**YOUR OBJECTIVE**
Which lines below hold the word "interesting"? Copy all of them.
──────── THE DATA
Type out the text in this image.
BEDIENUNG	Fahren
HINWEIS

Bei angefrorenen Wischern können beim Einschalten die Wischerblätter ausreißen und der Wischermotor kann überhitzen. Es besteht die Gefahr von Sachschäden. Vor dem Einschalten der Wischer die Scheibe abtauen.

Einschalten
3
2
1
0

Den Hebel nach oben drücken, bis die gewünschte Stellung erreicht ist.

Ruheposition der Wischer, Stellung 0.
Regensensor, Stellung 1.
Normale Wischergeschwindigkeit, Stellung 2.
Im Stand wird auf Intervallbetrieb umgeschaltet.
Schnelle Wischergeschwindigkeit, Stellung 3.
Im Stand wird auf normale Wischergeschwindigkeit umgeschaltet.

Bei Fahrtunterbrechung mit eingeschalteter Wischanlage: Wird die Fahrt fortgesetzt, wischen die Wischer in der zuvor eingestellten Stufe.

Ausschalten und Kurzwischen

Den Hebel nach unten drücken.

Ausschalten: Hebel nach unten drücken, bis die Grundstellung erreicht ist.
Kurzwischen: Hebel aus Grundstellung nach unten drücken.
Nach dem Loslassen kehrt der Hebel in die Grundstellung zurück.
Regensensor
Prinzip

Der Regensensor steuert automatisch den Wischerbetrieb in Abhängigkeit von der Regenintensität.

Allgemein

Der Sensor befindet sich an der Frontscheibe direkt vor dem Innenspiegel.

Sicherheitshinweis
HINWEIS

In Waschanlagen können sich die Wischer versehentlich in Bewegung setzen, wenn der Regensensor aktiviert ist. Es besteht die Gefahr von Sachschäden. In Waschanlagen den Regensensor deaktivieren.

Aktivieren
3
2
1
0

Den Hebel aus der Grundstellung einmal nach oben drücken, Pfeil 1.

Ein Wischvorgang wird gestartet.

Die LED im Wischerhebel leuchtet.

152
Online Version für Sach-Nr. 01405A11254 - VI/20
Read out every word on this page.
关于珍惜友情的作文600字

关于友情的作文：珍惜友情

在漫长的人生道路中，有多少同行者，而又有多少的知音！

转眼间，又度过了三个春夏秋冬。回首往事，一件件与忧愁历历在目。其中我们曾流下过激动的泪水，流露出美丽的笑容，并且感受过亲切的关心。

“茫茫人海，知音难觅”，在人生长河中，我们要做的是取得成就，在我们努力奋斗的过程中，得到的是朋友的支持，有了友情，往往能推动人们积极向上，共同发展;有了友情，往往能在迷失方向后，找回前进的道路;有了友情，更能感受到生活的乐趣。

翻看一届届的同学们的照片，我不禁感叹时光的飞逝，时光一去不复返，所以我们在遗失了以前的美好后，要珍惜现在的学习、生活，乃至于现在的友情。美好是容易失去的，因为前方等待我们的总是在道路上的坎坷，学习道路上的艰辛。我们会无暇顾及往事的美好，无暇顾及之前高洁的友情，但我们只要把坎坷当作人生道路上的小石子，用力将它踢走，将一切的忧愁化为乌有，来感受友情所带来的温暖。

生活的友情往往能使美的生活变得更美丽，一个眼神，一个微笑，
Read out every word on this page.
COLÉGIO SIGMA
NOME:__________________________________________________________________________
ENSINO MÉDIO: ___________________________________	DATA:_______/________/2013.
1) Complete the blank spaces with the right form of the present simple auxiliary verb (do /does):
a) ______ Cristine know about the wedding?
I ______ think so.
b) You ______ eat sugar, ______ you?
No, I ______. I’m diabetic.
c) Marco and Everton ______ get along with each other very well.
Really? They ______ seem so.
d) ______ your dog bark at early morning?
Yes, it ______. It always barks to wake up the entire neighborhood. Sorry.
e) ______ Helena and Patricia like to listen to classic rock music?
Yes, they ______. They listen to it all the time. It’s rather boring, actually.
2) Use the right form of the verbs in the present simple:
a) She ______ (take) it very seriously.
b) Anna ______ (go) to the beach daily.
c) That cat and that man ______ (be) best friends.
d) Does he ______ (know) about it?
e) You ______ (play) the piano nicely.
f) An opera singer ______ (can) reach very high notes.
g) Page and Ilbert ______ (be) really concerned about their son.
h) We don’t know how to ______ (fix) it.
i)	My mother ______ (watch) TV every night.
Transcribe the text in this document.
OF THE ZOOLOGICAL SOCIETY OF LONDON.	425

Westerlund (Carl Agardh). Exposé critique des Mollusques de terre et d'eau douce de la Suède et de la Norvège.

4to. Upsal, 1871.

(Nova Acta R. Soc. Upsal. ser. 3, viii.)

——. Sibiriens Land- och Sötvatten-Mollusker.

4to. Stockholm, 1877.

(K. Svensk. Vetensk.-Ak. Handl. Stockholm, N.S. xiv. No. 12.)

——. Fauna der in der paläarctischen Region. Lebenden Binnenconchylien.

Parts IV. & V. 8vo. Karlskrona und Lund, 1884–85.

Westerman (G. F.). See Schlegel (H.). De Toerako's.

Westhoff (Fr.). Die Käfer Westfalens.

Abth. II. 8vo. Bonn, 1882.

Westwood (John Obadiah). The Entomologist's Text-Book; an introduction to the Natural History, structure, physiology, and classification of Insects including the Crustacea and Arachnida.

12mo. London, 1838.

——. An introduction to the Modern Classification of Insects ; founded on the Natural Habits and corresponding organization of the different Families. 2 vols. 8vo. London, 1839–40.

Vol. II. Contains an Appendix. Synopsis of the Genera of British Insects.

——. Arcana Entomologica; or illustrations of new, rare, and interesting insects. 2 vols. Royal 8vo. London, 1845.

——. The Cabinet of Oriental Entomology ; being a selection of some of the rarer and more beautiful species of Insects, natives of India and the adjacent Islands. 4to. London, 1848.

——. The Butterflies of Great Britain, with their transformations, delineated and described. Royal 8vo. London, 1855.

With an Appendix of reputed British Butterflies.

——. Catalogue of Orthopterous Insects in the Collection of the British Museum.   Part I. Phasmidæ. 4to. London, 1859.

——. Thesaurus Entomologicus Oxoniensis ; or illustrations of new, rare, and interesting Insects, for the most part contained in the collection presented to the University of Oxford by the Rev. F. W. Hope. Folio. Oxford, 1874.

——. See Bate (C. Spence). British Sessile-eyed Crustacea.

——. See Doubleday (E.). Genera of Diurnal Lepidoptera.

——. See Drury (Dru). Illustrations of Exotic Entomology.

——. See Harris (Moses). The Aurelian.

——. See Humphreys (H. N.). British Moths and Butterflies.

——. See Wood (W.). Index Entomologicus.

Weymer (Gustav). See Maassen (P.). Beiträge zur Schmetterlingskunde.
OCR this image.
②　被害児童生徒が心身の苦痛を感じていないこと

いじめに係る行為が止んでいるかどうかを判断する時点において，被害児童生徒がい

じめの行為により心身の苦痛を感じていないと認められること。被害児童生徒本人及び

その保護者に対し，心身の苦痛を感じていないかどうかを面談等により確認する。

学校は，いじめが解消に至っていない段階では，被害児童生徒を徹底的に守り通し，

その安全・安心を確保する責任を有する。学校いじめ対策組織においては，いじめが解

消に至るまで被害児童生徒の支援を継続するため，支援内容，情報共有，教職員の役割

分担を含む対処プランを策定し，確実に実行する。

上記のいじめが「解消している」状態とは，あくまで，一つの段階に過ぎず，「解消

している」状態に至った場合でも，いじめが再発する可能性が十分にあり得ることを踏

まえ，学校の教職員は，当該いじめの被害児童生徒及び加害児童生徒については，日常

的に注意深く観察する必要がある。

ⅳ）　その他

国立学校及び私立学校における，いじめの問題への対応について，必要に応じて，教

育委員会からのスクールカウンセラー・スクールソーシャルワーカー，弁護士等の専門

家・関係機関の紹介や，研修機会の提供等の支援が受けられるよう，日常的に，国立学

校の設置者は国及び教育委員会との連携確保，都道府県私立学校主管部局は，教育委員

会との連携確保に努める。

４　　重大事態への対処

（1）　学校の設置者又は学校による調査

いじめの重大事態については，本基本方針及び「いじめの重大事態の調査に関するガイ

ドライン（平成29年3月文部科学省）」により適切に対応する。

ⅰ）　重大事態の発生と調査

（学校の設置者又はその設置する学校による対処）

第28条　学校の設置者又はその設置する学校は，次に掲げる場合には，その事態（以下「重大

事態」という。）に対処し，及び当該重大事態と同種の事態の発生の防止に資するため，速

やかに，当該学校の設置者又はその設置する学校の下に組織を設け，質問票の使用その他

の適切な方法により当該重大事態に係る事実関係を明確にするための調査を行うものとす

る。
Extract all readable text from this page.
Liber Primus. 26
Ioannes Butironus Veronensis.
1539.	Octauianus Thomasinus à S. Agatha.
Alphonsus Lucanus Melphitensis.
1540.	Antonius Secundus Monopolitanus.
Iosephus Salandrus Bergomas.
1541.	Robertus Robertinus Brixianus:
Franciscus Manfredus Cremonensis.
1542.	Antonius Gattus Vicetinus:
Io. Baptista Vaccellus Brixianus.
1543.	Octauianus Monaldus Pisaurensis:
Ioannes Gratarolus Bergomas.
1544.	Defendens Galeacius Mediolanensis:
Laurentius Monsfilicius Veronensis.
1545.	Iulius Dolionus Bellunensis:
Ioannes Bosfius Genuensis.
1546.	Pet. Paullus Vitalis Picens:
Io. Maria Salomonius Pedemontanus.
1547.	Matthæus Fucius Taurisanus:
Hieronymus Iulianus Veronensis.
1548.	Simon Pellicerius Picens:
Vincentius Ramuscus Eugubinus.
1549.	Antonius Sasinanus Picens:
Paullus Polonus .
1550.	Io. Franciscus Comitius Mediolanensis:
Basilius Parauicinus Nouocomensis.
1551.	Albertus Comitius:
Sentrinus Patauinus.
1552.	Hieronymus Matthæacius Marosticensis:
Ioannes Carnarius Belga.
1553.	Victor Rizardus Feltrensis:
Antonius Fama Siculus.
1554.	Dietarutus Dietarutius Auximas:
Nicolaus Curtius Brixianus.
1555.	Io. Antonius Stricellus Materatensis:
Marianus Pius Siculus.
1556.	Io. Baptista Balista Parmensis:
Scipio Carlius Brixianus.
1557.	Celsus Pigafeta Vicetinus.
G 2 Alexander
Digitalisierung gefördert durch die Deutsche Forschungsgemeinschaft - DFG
────────────────
**WRITTEN RESPONSE**
——. Arcana Entomologica; or illustrations of new, rare, and interesting insects. 2 vols. Royal 8vo. London, 1845.
——. Thesaurus Entomologicus Oxoniensis ; or illustrations of new, rare, and interesting Insects, for the most part contained in the collection presented to the University of Oxford by the Rev. F. W. Hope. Folio. Oxford, 1874.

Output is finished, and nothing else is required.